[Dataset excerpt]
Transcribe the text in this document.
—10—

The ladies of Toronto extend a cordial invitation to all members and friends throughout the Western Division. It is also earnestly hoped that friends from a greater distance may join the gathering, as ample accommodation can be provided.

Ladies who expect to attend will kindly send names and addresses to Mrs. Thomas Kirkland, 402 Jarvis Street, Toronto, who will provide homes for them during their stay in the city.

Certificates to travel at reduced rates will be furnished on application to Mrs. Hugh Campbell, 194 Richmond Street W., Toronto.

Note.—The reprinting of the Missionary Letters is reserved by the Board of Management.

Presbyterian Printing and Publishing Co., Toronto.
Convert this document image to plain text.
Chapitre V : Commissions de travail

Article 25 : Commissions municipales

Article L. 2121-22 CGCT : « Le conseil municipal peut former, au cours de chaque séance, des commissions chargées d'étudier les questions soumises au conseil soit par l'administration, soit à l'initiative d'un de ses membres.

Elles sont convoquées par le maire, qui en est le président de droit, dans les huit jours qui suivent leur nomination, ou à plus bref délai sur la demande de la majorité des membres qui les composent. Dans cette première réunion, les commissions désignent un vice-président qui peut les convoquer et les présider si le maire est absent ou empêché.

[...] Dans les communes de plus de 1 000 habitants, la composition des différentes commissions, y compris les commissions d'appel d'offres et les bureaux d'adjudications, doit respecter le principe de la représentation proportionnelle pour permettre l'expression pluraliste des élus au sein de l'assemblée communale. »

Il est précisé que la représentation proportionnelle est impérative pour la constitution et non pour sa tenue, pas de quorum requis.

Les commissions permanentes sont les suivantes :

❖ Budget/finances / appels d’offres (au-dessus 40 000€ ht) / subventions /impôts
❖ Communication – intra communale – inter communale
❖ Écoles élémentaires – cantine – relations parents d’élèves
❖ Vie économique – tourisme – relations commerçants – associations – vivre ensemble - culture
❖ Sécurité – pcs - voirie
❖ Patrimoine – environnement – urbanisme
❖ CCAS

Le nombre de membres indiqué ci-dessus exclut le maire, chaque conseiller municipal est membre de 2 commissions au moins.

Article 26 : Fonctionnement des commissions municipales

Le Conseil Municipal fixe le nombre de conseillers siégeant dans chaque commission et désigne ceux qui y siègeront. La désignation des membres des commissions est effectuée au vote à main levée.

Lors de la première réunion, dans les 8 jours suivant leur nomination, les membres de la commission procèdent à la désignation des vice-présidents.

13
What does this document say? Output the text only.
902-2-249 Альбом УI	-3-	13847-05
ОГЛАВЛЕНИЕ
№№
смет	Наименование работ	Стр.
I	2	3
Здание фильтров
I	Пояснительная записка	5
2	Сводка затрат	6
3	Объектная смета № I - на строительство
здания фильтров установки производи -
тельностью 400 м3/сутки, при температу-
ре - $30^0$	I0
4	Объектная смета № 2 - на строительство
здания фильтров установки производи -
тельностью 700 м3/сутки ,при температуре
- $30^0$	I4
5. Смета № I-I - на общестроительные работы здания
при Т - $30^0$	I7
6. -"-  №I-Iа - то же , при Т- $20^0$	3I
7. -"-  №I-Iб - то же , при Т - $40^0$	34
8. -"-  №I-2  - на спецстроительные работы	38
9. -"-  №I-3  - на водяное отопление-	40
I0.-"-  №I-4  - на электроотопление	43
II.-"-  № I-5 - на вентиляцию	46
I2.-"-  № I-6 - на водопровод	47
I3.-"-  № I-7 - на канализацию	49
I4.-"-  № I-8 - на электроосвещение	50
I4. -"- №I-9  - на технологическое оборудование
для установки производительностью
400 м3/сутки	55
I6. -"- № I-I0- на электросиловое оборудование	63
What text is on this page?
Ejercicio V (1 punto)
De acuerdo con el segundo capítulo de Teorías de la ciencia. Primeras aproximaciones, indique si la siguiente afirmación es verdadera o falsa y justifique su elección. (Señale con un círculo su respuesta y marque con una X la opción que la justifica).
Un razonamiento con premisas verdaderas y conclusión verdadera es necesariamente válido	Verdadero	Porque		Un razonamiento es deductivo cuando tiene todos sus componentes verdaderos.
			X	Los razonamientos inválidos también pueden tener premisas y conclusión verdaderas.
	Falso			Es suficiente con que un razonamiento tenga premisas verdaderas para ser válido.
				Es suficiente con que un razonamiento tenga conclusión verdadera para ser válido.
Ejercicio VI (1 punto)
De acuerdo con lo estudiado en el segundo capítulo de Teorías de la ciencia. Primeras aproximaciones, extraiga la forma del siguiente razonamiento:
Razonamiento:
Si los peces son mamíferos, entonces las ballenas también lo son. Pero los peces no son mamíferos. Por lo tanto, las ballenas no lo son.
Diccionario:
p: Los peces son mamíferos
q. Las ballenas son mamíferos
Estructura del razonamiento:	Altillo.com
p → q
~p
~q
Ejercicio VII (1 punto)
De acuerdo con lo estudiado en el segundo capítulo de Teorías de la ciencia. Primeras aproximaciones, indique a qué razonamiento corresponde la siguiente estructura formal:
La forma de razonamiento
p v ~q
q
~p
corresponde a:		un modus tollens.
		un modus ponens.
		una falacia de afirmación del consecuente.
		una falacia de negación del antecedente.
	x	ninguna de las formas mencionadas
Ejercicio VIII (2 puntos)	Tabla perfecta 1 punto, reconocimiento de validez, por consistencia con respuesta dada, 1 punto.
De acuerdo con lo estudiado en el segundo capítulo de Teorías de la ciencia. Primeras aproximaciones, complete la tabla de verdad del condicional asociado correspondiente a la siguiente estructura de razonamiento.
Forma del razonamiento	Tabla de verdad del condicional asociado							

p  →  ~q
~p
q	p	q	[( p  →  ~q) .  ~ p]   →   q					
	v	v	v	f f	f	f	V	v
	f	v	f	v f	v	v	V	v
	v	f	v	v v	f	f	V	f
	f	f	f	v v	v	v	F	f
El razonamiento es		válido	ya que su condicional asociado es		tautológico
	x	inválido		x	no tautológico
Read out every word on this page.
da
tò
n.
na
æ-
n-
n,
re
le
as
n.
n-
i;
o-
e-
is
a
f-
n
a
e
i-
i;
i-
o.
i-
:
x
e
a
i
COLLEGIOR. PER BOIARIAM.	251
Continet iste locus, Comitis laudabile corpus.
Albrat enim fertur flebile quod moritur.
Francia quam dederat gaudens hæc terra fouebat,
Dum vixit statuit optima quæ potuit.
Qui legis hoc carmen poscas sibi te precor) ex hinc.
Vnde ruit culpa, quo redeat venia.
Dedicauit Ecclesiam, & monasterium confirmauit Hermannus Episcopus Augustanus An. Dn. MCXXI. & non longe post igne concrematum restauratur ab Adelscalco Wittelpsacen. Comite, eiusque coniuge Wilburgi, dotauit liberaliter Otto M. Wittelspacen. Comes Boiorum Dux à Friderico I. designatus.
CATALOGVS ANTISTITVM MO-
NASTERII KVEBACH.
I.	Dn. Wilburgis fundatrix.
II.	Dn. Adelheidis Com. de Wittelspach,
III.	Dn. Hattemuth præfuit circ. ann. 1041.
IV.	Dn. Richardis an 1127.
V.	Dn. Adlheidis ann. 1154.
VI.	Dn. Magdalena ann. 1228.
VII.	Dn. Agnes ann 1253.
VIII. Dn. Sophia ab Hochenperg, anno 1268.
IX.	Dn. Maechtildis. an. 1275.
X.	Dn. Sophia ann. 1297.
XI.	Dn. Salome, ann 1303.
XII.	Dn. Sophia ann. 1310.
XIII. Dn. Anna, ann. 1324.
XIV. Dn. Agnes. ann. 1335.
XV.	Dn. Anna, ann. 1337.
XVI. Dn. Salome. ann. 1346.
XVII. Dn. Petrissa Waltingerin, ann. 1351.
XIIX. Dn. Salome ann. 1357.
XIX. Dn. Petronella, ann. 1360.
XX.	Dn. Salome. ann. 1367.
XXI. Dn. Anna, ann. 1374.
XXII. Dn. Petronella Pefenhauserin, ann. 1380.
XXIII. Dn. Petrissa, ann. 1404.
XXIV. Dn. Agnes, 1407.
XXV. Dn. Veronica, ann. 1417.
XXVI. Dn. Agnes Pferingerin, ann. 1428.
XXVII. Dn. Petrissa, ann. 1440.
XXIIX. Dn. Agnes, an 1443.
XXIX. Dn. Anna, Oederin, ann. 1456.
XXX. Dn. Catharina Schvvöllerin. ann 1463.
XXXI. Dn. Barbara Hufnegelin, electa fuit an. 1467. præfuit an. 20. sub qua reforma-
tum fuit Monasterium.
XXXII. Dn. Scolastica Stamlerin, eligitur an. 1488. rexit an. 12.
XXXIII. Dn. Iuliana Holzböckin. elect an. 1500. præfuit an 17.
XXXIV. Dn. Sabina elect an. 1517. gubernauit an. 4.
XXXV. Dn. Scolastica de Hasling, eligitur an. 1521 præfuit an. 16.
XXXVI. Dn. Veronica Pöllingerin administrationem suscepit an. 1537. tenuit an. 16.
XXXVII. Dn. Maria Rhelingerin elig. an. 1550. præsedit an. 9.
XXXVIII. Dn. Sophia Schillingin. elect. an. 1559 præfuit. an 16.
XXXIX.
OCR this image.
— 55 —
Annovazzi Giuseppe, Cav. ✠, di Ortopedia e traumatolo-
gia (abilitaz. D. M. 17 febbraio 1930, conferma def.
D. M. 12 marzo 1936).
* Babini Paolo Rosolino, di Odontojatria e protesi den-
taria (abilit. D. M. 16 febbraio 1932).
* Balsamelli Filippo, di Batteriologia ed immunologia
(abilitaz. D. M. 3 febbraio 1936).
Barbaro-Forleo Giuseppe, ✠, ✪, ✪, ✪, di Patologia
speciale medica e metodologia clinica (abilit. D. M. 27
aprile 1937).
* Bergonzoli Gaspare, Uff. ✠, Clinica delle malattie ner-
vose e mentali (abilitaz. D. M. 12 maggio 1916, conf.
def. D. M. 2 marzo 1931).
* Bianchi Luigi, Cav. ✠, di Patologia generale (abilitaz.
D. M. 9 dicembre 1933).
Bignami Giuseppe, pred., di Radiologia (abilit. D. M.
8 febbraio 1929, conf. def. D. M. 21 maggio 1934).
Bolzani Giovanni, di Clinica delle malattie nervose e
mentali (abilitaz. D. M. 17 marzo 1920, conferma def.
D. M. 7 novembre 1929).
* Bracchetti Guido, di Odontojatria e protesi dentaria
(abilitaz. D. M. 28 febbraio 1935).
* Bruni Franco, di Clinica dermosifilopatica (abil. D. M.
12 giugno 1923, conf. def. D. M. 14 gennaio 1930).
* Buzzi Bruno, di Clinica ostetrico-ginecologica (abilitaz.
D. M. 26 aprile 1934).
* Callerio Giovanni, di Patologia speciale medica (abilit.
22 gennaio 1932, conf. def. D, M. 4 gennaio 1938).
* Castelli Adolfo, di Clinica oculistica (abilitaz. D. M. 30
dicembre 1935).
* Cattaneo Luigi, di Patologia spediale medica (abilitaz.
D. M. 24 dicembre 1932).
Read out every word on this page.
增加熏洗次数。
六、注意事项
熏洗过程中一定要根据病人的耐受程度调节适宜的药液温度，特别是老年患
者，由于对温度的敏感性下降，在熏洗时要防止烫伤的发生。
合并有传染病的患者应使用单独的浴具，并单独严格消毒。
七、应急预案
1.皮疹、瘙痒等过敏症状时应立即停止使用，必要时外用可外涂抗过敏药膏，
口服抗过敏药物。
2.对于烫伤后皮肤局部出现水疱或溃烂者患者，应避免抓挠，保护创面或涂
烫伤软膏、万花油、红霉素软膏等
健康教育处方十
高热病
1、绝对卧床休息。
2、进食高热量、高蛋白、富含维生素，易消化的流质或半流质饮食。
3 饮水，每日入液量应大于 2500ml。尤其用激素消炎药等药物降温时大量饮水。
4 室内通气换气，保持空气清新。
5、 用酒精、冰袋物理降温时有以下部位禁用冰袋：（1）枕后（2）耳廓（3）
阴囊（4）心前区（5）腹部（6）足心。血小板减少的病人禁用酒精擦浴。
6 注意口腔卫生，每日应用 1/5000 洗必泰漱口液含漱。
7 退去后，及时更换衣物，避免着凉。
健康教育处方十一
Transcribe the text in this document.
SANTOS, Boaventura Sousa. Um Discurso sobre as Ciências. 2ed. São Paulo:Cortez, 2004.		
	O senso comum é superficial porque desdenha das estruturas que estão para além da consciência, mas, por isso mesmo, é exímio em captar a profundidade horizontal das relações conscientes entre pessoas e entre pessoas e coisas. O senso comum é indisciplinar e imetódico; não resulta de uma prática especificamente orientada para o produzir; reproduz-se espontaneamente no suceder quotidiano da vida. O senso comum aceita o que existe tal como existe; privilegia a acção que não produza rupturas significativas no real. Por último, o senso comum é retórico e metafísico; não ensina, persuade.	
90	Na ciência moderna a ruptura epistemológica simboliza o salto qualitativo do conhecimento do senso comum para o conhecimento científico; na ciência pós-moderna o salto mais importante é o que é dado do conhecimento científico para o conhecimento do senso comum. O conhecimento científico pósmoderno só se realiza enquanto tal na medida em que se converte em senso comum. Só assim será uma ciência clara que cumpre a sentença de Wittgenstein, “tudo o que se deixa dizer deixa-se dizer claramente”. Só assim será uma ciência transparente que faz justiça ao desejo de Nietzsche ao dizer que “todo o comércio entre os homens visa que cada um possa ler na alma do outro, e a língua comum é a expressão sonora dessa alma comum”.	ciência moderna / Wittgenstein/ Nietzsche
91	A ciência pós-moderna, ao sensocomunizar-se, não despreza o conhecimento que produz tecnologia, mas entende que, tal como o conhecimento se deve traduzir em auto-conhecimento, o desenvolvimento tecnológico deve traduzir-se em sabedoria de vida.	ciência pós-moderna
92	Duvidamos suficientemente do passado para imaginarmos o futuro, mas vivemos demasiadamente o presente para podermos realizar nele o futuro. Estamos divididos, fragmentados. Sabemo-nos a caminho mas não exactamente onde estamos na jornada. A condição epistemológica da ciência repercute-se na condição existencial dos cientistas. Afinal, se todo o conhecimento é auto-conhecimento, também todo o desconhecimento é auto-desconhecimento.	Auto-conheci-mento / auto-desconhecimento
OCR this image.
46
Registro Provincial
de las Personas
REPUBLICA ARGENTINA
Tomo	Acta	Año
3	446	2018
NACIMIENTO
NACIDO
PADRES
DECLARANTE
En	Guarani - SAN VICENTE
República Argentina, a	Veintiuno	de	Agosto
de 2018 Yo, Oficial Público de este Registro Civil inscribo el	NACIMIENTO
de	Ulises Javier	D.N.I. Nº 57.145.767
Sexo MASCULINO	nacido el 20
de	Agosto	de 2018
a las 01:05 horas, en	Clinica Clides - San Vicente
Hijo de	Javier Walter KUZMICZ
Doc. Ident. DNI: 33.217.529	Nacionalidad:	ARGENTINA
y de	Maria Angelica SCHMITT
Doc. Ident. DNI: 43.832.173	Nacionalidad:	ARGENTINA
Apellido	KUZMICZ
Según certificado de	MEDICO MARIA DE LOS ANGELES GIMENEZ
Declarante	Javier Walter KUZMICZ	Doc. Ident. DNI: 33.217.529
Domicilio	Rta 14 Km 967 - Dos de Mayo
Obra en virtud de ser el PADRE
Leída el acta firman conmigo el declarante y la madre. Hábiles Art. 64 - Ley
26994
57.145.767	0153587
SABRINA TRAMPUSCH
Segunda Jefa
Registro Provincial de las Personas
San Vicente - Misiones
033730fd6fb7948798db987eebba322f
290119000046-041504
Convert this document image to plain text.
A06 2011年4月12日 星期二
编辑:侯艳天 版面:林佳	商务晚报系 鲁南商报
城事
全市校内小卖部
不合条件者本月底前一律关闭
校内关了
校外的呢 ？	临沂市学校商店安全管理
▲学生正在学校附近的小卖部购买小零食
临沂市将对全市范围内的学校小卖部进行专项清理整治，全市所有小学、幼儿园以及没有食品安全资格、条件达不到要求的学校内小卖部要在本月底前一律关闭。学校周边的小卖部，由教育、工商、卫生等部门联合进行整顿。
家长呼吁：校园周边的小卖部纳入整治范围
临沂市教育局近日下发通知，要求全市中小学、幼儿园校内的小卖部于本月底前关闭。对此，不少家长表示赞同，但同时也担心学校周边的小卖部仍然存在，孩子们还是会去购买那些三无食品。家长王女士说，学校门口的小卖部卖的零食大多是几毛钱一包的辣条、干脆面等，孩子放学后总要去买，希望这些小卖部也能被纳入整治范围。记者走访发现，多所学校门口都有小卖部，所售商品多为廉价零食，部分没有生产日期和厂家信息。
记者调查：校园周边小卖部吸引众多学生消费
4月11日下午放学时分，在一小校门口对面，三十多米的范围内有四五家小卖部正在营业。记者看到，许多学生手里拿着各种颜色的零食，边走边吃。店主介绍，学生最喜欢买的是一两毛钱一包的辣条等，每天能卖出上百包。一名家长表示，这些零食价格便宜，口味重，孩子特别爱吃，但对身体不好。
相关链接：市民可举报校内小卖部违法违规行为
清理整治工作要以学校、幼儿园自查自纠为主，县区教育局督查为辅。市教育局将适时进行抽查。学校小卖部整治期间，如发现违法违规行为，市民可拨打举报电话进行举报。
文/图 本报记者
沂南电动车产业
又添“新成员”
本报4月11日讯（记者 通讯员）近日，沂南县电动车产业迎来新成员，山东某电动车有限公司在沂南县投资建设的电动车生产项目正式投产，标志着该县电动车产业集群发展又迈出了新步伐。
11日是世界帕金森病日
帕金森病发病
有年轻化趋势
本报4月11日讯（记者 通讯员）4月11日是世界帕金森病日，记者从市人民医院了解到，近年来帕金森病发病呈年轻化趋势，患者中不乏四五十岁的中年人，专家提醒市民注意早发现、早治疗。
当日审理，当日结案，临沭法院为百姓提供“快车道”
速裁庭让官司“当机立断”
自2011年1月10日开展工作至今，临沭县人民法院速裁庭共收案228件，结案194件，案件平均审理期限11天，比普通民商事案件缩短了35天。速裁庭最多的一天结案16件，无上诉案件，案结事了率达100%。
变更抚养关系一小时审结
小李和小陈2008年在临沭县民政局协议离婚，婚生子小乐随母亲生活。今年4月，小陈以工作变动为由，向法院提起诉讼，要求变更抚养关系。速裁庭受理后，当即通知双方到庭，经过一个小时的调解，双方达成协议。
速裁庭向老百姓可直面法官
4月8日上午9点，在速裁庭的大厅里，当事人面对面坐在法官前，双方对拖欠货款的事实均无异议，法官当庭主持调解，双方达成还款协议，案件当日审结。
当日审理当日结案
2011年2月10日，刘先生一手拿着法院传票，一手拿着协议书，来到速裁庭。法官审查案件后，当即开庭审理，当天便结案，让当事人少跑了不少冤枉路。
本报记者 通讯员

*TO BE DONE*. Gather up, from the records above, each line where the word "conclusión" appears.

*THE REPLY*.
Un razonamiento con premisas verdaderas y conclusión verdadera es necesariamente válido	Verdadero	Porque		Un razonamiento es deductivo cuando tiene todos sus componentes verdaderos.
			X	Los razonamientos inválidos también pueden tener premisas y conclusión verdaderas.
				Es suficiente con que un razonamiento tenga conclusión verdadera para ser válido.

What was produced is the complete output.